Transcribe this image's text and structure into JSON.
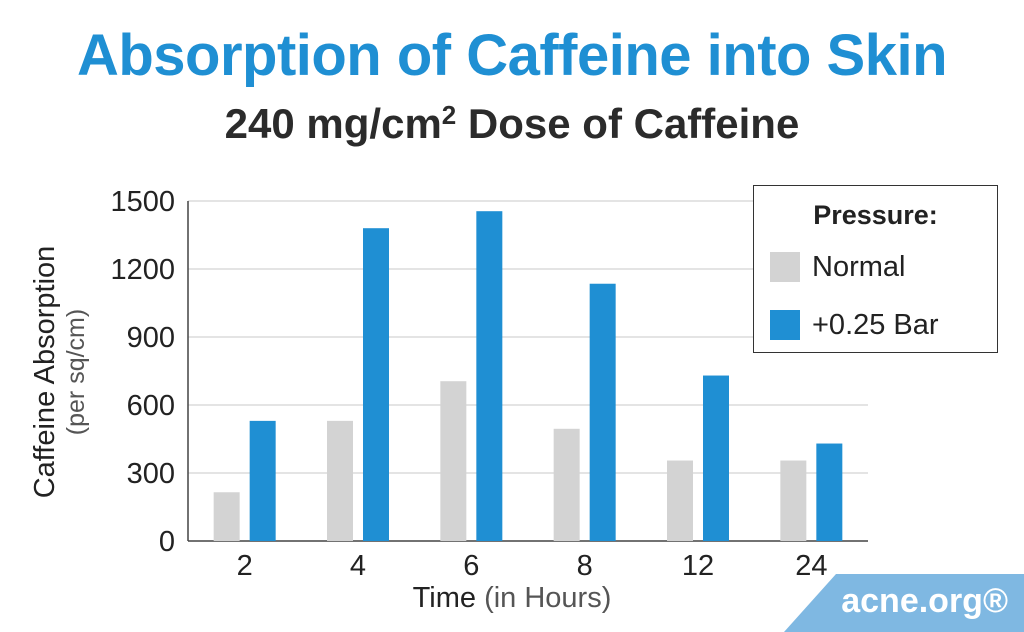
{
  "title": "Absorption of Caffeine into Skin",
  "subtitle": {
    "before": "240 mg/cm",
    "sup": "2",
    "after": " Dose of Caffeine"
  },
  "brand": "acne.org®",
  "colors": {
    "title": "#1f8fd3",
    "normal": "#d3d3d3",
    "pressure": "#1f8fd3",
    "grid": "#c8c8c8"
  },
  "chart_data": {
    "type": "bar",
    "title": "Absorption of Caffeine into Skin",
    "subtitle": "240 mg/cm2 Dose of Caffeine",
    "categories": [
      "2",
      "4",
      "6",
      "8",
      "12",
      "24"
    ],
    "series": [
      {
        "name": "Normal",
        "values": [
          215,
          530,
          705,
          495,
          355,
          355
        ]
      },
      {
        "name": "+0.25 Bar",
        "values": [
          530,
          1380,
          1455,
          1135,
          730,
          430
        ]
      }
    ],
    "xlabel": {
      "main": "Time",
      "sub": "(in Hours)"
    },
    "ylabel": {
      "main": "Caffeine Absorption",
      "sub": "(per sq/cm)"
    },
    "ylim": [
      0,
      1500
    ],
    "yticks": [
      "0",
      "300",
      "600",
      "900",
      "1200",
      "1500"
    ],
    "grid": true,
    "legend": {
      "title": "Pressure:",
      "placement": "top-right"
    }
  }
}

▬▬▬▬▬▬

> Problem requirements
Find the string "into" in the entries above and return each line that holds it.

> Answer for the task
Transcribe this image's text and structure into JSON.
  "title": "Absorption of Caffeine into Skin",
    "title": "Absorption of Caffeine into Skin",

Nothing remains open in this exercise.